Items from a dataset:
------------------------------------

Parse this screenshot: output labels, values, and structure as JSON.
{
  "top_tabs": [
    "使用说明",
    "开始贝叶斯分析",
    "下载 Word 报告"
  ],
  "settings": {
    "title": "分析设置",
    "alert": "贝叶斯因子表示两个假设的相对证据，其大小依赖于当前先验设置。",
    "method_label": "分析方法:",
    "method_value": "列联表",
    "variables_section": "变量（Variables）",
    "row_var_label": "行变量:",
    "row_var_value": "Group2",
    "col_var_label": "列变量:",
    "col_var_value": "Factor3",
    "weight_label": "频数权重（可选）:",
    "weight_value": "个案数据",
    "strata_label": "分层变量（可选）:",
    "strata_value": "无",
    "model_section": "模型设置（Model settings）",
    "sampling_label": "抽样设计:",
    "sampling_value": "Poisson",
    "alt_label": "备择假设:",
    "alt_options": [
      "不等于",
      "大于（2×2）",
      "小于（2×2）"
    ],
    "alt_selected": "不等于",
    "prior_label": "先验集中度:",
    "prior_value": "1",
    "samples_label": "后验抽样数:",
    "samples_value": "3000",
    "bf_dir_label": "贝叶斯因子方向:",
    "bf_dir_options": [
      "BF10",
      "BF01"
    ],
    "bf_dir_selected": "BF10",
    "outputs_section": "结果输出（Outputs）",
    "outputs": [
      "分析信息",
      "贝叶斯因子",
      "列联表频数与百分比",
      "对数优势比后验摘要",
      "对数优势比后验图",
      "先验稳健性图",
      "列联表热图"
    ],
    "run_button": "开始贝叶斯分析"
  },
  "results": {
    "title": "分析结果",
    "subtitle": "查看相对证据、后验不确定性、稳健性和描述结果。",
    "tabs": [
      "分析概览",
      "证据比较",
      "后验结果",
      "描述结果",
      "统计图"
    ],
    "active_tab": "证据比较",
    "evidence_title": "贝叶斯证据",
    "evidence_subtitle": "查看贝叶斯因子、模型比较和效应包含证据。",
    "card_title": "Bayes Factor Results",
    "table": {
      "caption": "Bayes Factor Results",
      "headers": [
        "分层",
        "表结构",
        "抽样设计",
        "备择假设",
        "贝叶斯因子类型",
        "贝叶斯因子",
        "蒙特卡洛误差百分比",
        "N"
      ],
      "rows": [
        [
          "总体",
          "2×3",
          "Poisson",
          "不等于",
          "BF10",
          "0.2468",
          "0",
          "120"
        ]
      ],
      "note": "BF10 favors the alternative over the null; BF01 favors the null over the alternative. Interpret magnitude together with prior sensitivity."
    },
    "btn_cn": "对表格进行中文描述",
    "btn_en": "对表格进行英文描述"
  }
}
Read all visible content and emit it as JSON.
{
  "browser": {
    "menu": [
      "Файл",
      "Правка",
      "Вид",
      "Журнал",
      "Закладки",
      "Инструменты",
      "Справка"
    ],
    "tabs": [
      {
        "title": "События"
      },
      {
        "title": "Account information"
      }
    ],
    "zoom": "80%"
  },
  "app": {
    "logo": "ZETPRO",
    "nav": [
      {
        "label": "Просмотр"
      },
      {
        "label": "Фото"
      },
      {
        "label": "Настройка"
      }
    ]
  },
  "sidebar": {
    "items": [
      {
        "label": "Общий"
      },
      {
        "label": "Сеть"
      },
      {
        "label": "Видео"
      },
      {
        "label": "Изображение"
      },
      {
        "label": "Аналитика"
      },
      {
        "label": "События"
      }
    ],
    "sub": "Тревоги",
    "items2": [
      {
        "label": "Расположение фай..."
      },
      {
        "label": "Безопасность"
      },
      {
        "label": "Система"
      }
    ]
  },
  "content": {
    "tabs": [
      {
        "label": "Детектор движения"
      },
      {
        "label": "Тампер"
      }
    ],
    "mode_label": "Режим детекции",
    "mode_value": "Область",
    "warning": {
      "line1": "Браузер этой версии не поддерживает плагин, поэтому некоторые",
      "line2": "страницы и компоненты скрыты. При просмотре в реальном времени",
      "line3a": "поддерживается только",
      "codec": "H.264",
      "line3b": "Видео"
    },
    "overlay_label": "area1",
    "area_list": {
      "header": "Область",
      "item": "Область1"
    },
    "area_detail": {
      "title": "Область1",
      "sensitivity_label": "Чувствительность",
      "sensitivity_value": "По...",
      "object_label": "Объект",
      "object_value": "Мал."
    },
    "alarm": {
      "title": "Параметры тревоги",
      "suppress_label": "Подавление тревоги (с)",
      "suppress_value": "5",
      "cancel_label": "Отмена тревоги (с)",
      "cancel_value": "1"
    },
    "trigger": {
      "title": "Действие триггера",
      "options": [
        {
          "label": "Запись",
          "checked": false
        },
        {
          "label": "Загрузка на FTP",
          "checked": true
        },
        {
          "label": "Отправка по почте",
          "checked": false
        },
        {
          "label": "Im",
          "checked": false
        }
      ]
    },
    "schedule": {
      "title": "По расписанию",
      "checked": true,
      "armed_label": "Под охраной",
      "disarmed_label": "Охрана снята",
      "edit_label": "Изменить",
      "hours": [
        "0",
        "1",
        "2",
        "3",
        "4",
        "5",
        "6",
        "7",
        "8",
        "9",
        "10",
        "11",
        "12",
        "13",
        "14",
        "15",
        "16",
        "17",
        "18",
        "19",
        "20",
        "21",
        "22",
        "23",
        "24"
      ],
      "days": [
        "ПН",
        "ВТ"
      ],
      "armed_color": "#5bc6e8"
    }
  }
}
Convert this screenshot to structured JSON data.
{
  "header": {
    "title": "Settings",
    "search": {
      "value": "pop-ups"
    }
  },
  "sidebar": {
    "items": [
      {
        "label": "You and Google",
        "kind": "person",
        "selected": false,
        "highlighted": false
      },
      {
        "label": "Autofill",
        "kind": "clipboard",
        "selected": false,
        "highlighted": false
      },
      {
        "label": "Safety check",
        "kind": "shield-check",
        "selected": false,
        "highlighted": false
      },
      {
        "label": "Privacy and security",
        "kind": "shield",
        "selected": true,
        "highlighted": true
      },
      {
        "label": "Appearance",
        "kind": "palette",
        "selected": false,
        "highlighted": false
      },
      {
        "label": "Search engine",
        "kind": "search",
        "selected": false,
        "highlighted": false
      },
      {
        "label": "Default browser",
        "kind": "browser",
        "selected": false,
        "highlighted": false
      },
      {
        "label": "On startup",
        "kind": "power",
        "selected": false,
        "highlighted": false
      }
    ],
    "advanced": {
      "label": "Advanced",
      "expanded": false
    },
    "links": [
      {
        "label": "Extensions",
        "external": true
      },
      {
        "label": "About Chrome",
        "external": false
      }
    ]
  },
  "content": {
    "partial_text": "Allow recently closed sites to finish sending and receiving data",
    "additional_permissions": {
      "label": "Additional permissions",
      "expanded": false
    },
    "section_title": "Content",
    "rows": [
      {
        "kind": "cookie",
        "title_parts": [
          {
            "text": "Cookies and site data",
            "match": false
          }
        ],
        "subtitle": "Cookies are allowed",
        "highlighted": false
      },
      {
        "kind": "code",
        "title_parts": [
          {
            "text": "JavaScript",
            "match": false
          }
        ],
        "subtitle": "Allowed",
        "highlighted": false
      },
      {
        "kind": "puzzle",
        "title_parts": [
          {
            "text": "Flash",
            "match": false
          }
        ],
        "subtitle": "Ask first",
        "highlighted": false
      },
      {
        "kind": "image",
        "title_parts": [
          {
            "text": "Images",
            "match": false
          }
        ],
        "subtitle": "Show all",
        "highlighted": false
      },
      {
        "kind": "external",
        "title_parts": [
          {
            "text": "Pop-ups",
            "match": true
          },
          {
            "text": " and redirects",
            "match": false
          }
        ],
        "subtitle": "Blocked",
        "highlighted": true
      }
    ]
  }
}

------------------------------------

All of the material must be reproduced exactly.

Full answer:
Parse this screenshot: output labels, values, and structure as JSON.
{
  "top_tabs": [
    "使用说明",
    "开始贝叶斯分析",
    "下载 Word 报告"
  ],
  "settings": {
    "title": "分析设置",
    "alert": "贝叶斯因子表示两个假设的相对证据，其大小依赖于当前先验设置。",
    "method_label": "分析方法:",
    "method_value": "列联表",
    "variables_section": "变量（Variables）",
    "row_var_label": "行变量:",
    "row_var_value": "Group2",
    "col_var_label": "列变量:",
    "col_var_value": "Factor3",
    "weight_label": "频数权重（可选）:",
    "weight_value": "个案数据",
    "strata_label": "分层变量（可选）:",
    "strata_value": "无",
    "model_section": "模型设置（Model settings）",
    "sampling_label": "抽样设计:",
    "sampling_value": "Poisson",
    "alt_label": "备择假设:",
    "alt_options": [
      "不等于",
      "大于（2×2）",
      "小于（2×2）"
    ],
    "alt_selected": "不等于",
    "prior_label": "先验集中度:",
    "prior_value": "1",
    "samples_label": "后验抽样数:",
    "samples_value": "3000",
    "bf_dir_label": "贝叶斯因子方向:",
    "bf_dir_options": [
      "BF10",
      "BF01"
    ],
    "bf_dir_selected": "BF10",
    "outputs_section": "结果输出（Outputs）",
    "outputs": [
      "分析信息",
      "贝叶斯因子",
      "列联表频数与百分比",
      "对数优势比后验摘要",
      "对数优势比后验图",
      "先验稳健性图",
      "列联表热图"
    ],
    "run_button": "开始贝叶斯分析"
  },
  "results": {
    "title": "分析结果",
    "subtitle": "查看相对证据、后验不确定性、稳健性和描述结果。",
    "tabs": [
      "分析概览",
      "证据比较",
      "后验结果",
      "描述结果",
      "统计图"
    ],
    "active_tab": "证据比较",
    "evidence_title": "贝叶斯证据",
    "evidence_subtitle": "查看贝叶斯因子、模型比较和效应包含证据。",
    "card_title": "Bayes Factor Results",
    "table": {
      "caption": "Bayes Factor Results",
      "headers": [
        "分层",
        "表结构",
        "抽样设计",
        "备择假设",
        "贝叶斯因子类型",
        "贝叶斯因子",
        "蒙特卡洛误差百分比",
        "N"
      ],
      "rows": [
        [
          "总体",
          "2×3",
          "Poisson",
          "不等于",
          "BF10",
          "0.2468",
          "0",
          "120"
        ]
      ],
      "note": "BF10 favors the alternative over the null; BF01 favors the null over the alternative. Interpret magnitude together with prior sensitivity."
    },
    "btn_cn": "对表格进行中文描述",
    "btn_en": "对表格进行英文描述"
  }
}
Read all visible content and emit it as JSON.
{
  "browser": {
    "menu": [
      "Файл",
      "Правка",
      "Вид",
      "Журнал",
      "Закладки",
      "Инструменты",
      "Справка"
    ],
    "tabs": [
      {
        "title": "События"
      },
      {
        "title": "Account information"
      }
    ],
    "zoom": "80%"
  },
  "app": {
    "logo": "ZETPRO",
    "nav": [
      {
        "label": "Просмотр"
      },
      {
        "label": "Фото"
      },
      {
        "label": "Настройка"
      }
    ]
  },
  "sidebar": {
    "items": [
      {
        "label": "Общий"
      },
      {
        "label": "Сеть"
      },
      {
        "label": "Видео"
      },
      {
        "label": "Изображение"
      },
      {
        "label": "Аналитика"
      },
      {
        "label": "События"
      }
    ],
    "sub": "Тревоги",
    "items2": [
      {
        "label": "Расположение фай..."
      },
      {
        "label": "Безопасность"
      },
      {
        "label": "Система"
      }
    ]
  },
  "content": {
    "tabs": [
      {
        "label": "Детектор движения"
      },
      {
        "label": "Тампер"
      }
    ],
    "mode_label": "Режим детекции",
    "mode_value": "Область",
    "warning": {
      "line1": "Браузер этой версии не поддерживает плагин, поэтому некоторые",
      "line2": "страницы и компоненты скрыты. При просмотре в реальном времени",
      "line3a": "поддерживается только",
      "codec": "H.264",
      "line3b": "Видео"
    },
    "overlay_label": "area1",
    "area_list": {
      "header": "Область",
      "item": "Область1"
    },
    "area_detail": {
      "title": "Область1",
      "sensitivity_label": "Чувствительность",
      "sensitivity_value": "По...",
      "object_label": "Объект",
      "object_value": "Мал."
    },
    "alarm": {
      "title": "Параметры тревоги",
      "suppress_label": "Подавление тревоги (с)",
      "suppress_value": "5",
      "cancel_label": "Отмена тревоги (с)",
      "cancel_value": "1"
    },
    "trigger": {
      "title": "Действие триггера",
      "options": [
        {
          "label": "Запись",
          "checked": false
        },
        {
          "label": "Загрузка на FTP",
          "checked": true
        },
        {
          "label": "Отправка по почте",
          "checked": false
        },
        {
          "label": "Im",
          "checked": false
        }
      ]
    },
    "schedule": {
      "title": "По расписанию",
      "checked": true,
      "armed_label": "Под охраной",
      "disarmed_label": "Охрана снята",
      "edit_label": "Изменить",
      "hours": [
        "0",
        "1",
        "2",
        "3",
        "4",
        "5",
        "6",
        "7",
        "8",
        "9",
        "10",
        "11",
        "12",
        "13",
        "14",
        "15",
        "16",
        "17",
        "18",
        "19",
        "20",
        "21",
        "22",
        "23",
        "24"
      ],
      "days": [
        "ПН",
        "ВТ"
      ],
      "armed_color": "#5bc6e8"
    }
  }
}
Convert this screenshot to structured JSON data.
{
  "header": {
    "title": "Settings",
    "search": {
      "value": "pop-ups"
    }
  },
  "sidebar": {
    "items": [
      {
        "label": "You and Google",
        "kind": "person",
        "selected": false,
        "highlighted": false
      },
      {
        "label": "Autofill",
        "kind": "clipboard",
        "selected": false,
        "highlighted": false
      },
      {
        "label": "Safety check",
        "kind": "shield-check",
        "selected": false,
        "highlighted": false
      },
      {
        "label": "Privacy and security",
        "kind": "shield",
        "selected": true,
        "highlighted": true
      },
      {
        "label": "Appearance",
        "kind": "palette",
        "selected": false,
        "highlighted": false
      },
      {
        "label": "Search engine",
        "kind": "search",
        "selected": false,
        "highlighted": false
      },
      {
        "label": "Default browser",
        "kind": "browser",
        "selected": false,
        "highlighted": false
      },
      {
        "label": "On startup",
        "kind": "power",
        "selected": false,
        "highlighted": false
      }
    ],
    "advanced": {
      "label": "Advanced",
      "expanded": false
    },
    "links": [
      {
        "label": "Extensions",
        "external": true
      },
      {
        "label": "About Chrome",
        "external": false
      }
    ]
  },
  "content": {
    "partial_text": "Allow recently closed sites to finish sending and receiving data",
    "additional_permissions": {
      "label": "Additional permissions",
      "expanded": false
    },
    "section_title": "Content",
    "rows": [
      {
        "kind": "cookie",
        "title_parts": [
          {
            "text": "Cookies and site data",
            "match": false
          }
        ],
        "subtitle": "Cookies are allowed",
        "highlighted": false
      },
      {
        "kind": "code",
        "title_parts": [
          {
            "text": "JavaScript",
            "match": false
          }
        ],
        "subtitle": "Allowed",
        "highlighted": false
      },
      {
        "kind": "puzzle",
        "title_parts": [
          {
            "text": "Flash",
            "match": false
          }
        ],
        "subtitle": "Ask first",
        "highlighted": false
      },
      {
        "kind": "image",
        "title_parts": [
          {
            "text": "Images",
            "match": false
          }
        ],
        "subtitle": "Show all",
        "highlighted": false
      },
      {
        "kind": "external",
        "title_parts": [
          {
            "text": "Pop-ups",
            "match": true
          },
          {
            "text": " and redirects",
            "match": false
          }
        ],
        "subtitle": "Blocked",
        "highlighted": true
      }
    ]
  }
}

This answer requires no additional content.